--- The exercise ---
Copy every line in the records below that contains the word "分散体系".

Collection entries:
────
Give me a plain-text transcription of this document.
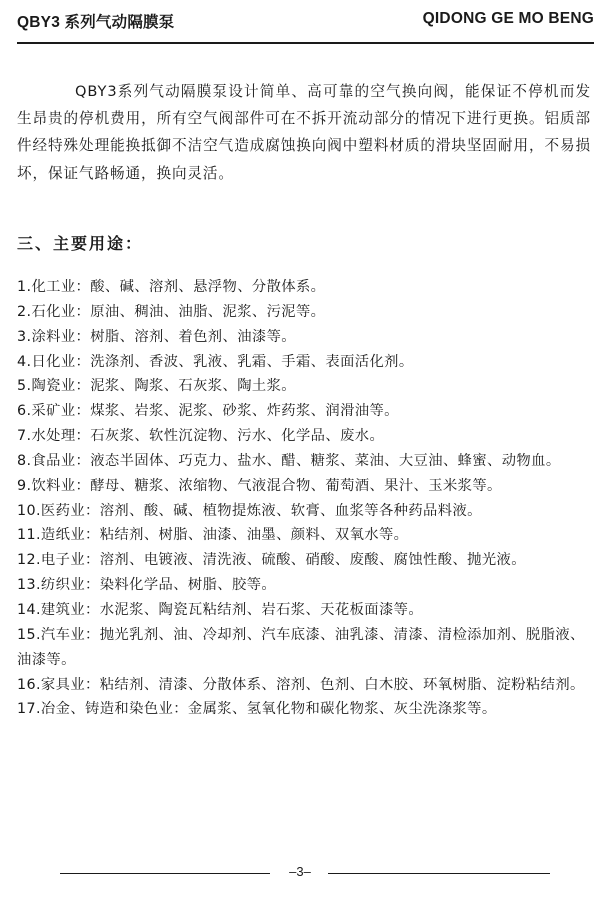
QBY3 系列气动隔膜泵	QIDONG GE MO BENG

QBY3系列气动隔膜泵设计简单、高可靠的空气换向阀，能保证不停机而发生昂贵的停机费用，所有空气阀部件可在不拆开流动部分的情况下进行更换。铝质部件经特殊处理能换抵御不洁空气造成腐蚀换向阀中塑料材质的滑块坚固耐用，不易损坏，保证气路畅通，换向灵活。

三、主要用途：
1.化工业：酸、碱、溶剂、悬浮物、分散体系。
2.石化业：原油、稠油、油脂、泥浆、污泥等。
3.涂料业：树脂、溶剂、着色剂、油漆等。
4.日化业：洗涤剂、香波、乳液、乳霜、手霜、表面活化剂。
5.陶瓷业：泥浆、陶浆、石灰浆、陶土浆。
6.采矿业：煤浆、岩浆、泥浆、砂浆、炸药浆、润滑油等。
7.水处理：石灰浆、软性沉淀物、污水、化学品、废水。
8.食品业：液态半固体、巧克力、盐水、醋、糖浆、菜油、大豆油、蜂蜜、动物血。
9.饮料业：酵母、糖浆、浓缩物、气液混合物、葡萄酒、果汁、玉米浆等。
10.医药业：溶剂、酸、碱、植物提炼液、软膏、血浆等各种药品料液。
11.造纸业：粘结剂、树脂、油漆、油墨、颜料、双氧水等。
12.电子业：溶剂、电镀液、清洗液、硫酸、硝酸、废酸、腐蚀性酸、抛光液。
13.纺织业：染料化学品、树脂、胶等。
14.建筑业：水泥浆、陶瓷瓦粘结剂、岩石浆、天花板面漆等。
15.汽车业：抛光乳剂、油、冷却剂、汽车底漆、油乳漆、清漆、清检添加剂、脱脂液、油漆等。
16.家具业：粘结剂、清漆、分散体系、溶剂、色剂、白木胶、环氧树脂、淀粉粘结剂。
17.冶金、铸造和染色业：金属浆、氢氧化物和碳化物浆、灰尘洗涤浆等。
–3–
────
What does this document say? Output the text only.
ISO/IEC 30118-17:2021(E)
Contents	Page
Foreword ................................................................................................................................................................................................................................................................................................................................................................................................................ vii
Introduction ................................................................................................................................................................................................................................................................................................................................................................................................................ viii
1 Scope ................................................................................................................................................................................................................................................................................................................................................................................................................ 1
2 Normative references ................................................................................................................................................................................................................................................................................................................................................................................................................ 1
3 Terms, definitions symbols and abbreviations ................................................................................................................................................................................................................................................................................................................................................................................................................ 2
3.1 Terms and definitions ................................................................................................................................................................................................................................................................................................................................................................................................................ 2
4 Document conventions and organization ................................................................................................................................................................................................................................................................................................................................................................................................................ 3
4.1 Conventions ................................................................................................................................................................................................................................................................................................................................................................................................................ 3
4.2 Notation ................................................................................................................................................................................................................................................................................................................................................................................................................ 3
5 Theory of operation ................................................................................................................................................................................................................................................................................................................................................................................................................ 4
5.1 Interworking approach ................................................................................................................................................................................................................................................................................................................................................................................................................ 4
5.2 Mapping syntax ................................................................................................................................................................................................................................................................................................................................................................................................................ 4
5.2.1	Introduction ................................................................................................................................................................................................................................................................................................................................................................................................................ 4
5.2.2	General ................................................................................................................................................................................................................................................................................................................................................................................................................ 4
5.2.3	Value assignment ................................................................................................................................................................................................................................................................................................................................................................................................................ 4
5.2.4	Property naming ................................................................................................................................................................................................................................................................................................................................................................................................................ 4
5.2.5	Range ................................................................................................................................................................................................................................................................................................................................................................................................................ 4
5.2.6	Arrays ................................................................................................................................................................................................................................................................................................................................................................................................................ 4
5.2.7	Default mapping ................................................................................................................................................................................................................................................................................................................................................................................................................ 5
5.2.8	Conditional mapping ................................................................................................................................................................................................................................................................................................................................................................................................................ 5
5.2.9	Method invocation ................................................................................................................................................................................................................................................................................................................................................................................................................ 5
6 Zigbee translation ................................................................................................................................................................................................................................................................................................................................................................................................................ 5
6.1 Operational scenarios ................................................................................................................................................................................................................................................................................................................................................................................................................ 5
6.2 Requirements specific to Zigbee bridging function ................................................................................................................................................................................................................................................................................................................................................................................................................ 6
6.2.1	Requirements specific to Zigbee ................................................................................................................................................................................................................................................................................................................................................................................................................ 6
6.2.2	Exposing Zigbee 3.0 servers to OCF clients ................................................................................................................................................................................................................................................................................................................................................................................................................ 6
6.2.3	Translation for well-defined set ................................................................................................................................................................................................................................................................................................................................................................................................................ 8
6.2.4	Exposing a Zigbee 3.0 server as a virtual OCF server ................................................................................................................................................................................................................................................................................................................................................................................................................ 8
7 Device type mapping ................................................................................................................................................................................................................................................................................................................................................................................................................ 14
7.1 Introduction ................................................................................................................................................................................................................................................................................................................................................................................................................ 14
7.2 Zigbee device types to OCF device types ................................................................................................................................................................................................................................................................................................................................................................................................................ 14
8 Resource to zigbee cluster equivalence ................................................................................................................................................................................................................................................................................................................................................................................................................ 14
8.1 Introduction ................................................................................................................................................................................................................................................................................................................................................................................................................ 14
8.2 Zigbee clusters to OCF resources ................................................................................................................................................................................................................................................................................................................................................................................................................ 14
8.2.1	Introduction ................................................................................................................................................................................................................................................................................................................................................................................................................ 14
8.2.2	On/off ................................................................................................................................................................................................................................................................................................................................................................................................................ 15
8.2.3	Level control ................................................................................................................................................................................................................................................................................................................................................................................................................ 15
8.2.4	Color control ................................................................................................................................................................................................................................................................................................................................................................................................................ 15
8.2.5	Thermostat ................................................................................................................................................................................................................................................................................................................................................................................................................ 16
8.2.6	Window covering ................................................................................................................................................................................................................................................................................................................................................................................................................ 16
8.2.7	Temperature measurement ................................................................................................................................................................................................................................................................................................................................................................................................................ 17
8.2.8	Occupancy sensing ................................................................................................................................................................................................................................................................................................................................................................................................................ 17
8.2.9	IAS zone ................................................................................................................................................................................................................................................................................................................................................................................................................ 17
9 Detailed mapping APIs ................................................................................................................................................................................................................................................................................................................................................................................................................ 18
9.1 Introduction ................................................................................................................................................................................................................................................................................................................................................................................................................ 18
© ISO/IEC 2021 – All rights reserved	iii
────
--- The solution ---
1.化工业：酸、碱、溶剂、悬浮物、分散体系。
16.家具业：粘结剂、清漆、分散体系、溶剂、色剂、白木胶、环氧树脂、淀粉粘结剂。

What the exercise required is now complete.